## Saved data entries
※ ※ ※

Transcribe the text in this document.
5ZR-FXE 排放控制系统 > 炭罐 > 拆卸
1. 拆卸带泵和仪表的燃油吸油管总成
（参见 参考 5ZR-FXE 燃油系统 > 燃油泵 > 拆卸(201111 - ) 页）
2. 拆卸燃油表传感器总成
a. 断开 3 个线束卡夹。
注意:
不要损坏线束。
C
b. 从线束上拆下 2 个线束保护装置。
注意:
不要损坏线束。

※ ※ ※

## Exercise prompt
Reproduce the records above exactly as they appear.

## The result
Transcribe the text in this document.
5ZR-FXE 排放控制系统 > 炭罐 > 拆卸
1. 拆卸带泵和仪表的燃油吸油管总成
（参见 参考 5ZR-FXE 燃油系统 > 燃油泵 > 拆卸(201111 - ) 页）
2. 拆卸燃油表传感器总成
a. 断开 3 个线束卡夹。
注意:
不要损坏线束。
C
b. 从线束上拆下 2 个线束保护装置。
注意:
不要损坏线束。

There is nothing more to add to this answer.